§ WHAT THE EXERCISE ASKS
The records appear below. Repeat them exactly.

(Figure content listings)

######

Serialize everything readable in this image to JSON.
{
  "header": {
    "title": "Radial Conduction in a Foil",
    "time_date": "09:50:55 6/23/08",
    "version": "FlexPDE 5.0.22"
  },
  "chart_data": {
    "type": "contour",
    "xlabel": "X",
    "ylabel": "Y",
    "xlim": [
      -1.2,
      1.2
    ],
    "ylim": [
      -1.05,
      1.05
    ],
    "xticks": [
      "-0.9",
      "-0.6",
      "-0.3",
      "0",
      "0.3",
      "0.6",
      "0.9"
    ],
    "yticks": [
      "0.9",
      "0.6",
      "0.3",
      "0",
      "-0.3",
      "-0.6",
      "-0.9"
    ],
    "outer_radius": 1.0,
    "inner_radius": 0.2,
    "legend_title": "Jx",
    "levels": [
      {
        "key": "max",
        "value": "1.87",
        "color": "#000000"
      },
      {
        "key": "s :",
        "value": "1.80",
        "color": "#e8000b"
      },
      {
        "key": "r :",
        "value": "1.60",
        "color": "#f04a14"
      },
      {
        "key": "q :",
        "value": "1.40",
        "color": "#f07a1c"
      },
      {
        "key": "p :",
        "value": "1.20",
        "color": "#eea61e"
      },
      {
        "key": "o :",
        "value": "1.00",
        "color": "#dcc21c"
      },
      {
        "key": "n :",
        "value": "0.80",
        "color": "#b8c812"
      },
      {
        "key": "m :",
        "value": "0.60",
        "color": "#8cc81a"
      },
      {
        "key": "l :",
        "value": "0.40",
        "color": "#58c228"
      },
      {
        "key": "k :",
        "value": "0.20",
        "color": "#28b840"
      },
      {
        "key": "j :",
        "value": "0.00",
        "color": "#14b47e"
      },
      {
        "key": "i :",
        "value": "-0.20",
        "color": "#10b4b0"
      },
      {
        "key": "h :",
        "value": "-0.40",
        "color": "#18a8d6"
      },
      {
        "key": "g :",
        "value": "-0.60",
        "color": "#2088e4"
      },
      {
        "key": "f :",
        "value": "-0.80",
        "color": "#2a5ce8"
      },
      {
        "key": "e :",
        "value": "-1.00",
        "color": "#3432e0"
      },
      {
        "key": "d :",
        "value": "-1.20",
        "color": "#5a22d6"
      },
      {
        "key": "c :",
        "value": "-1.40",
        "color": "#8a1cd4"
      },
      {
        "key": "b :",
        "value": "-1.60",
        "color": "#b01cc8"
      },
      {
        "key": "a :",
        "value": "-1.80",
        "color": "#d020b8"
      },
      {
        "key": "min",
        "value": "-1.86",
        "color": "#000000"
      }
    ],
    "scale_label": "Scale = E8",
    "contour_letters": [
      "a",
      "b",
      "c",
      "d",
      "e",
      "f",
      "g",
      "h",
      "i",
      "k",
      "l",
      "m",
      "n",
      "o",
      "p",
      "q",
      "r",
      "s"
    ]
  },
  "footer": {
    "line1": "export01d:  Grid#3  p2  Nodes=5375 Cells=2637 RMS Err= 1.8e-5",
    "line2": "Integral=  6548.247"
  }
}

######

§ SOLUTION TO THE PROBLEM
Serialize everything readable in this image to JSON.
{
  "header": {
    "title": "Radial Conduction in a Foil",
    "time_date": "09:50:55 6/23/08",
    "version": "FlexPDE 5.0.22"
  },
  "chart_data": {
    "type": "contour",
    "xlabel": "X",
    "ylabel": "Y",
    "xlim": [
      -1.2,
      1.2
    ],
    "ylim": [
      -1.05,
      1.05
    ],
    "xticks": [
      "-0.9",
      "-0.6",
      "-0.3",
      "0",
      "0.3",
      "0.6",
      "0.9"
    ],
    "yticks": [
      "0.9",
      "0.6",
      "0.3",
      "0",
      "-0.3",
      "-0.6",
      "-0.9"
    ],
    "outer_radius": 1.0,
    "inner_radius": 0.2,
    "legend_title": "Jx",
    "levels": [
      {
        "key": "max",
        "value": "1.87",
        "color": "#000000"
      },
      {
        "key": "s :",
        "value": "1.80",
        "color": "#e8000b"
      },
      {
        "key": "r :",
        "value": "1.60",
        "color": "#f04a14"
      },
      {
        "key": "q :",
        "value": "1.40",
        "color": "#f07a1c"
      },
      {
        "key": "p :",
        "value": "1.20",
        "color": "#eea61e"
      },
      {
        "key": "o :",
        "value": "1.00",
        "color": "#dcc21c"
      },
      {
        "key": "n :",
        "value": "0.80",
        "color": "#b8c812"
      },
      {
        "key": "m :",
        "value": "0.60",
        "color": "#8cc81a"
      },
      {
        "key": "l :",
        "value": "0.40",
        "color": "#58c228"
      },
      {
        "key": "k :",
        "value": "0.20",
        "color": "#28b840"
      },
      {
        "key": "j :",
        "value": "0.00",
        "color": "#14b47e"
      },
      {
        "key": "i :",
        "value": "-0.20",
        "color": "#10b4b0"
      },
      {
        "key": "h :",
        "value": "-0.40",
        "color": "#18a8d6"
      },
      {
        "key": "g :",
        "value": "-0.60",
        "color": "#2088e4"
      },
      {
        "key": "f :",
        "value": "-0.80",
        "color": "#2a5ce8"
      },
      {
        "key": "e :",
        "value": "-1.00",
        "color": "#3432e0"
      },
      {
        "key": "d :",
        "value": "-1.20",
        "color": "#5a22d6"
      },
      {
        "key": "c :",
        "value": "-1.40",
        "color": "#8a1cd4"
      },
      {
        "key": "b :",
        "value": "-1.60",
        "color": "#b01cc8"
      },
      {
        "key": "a :",
        "value": "-1.80",
        "color": "#d020b8"
      },
      {
        "key": "min",
        "value": "-1.86",
        "color": "#000000"
      }
    ],
    "scale_label": "Scale = E8",
    "contour_letters": [
      "a",
      "b",
      "c",
      "d",
      "e",
      "f",
      "g",
      "h",
      "i",
      "k",
      "l",
      "m",
      "n",
      "o",
      "p",
      "q",
      "r",
      "s"
    ]
  },
  "footer": {
    "line1": "export01d:  Grid#3  p2  Nodes=5375 Cells=2637 RMS Err= 1.8e-5",
    "line2": "Integral=  6548.247"
  }
}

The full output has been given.